REQUEST>
Reproduce all the lines exactly as they stand, apart from the pictures.

RECORDS PROVIDED>
········

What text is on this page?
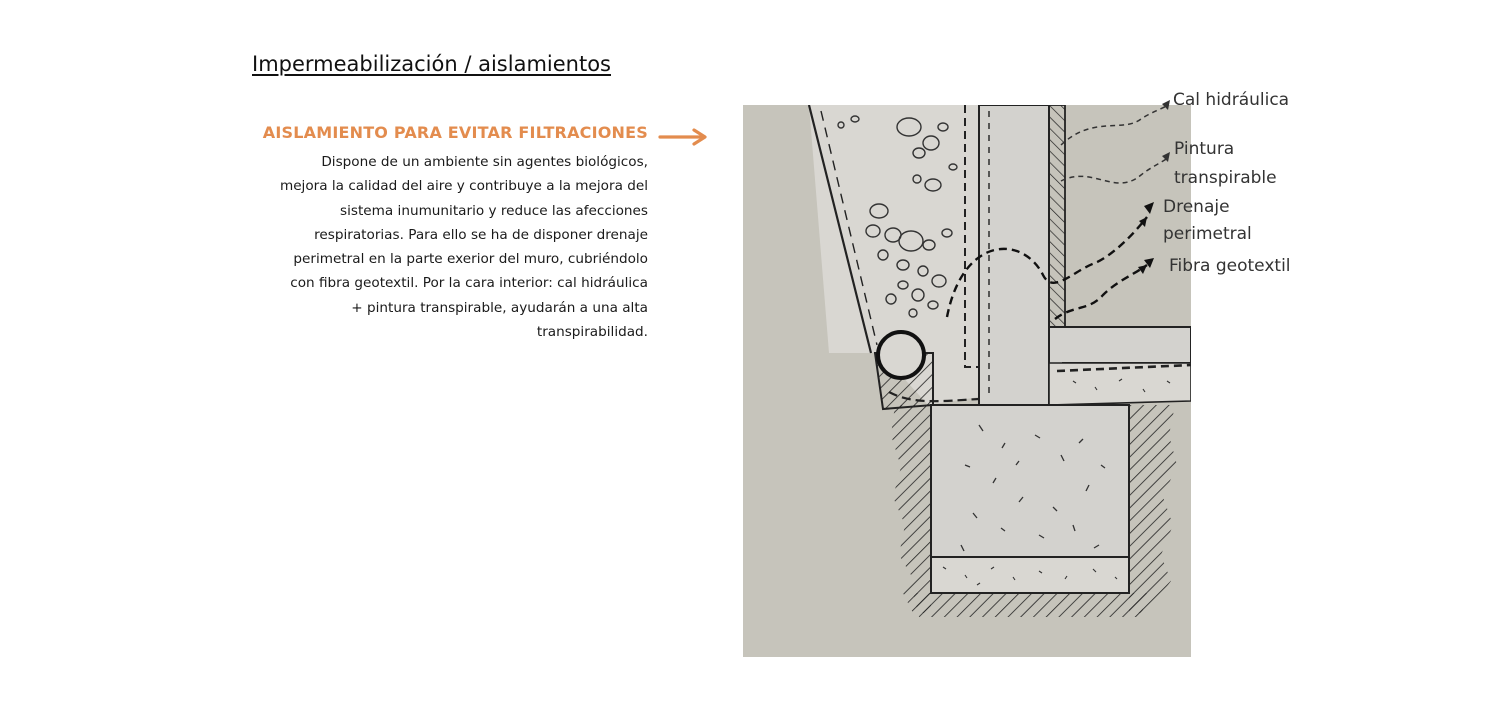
Impermeabilización / aislamientos
AISLAMIENTO PARA EVITAR FILTRACIONES
Dispone de un ambiente sin agentes biológicos,
mejora la calidad del aire y contribuye a la mejora del
sistema inumunitario y reduce las afecciones
respiratorias. Para ello se ha de disponer drenaje
perimetral en la parte exerior del muro, cubriéndolo
con fibra geotextil. Por la cara interior: cal hidráulica
+ pintura transpirable, ayudarán a una alta
transpirabilidad.
Cal hidráulica
Pintura
transpirable
Drenaje
perimetral
Fibra geotextil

········

REPLY>
What text is on this page?
Impermeabilización / aislamientos
AISLAMIENTO PARA EVITAR FILTRACIONES
Dispone de un ambiente sin agentes biológicos,
mejora la calidad del aire y contribuye a la mejora del
sistema inumunitario y reduce las afecciones
respiratorias. Para ello se ha de disponer drenaje
perimetral en la parte exerior del muro, cubriéndolo
con fibra geotextil. Por la cara interior: cal hidráulica
+ pintura transpirable, ayudarán a una alta
transpirabilidad.
Cal hidráulica
Pintura
transpirable
Drenaje
perimetral
Fibra geotextil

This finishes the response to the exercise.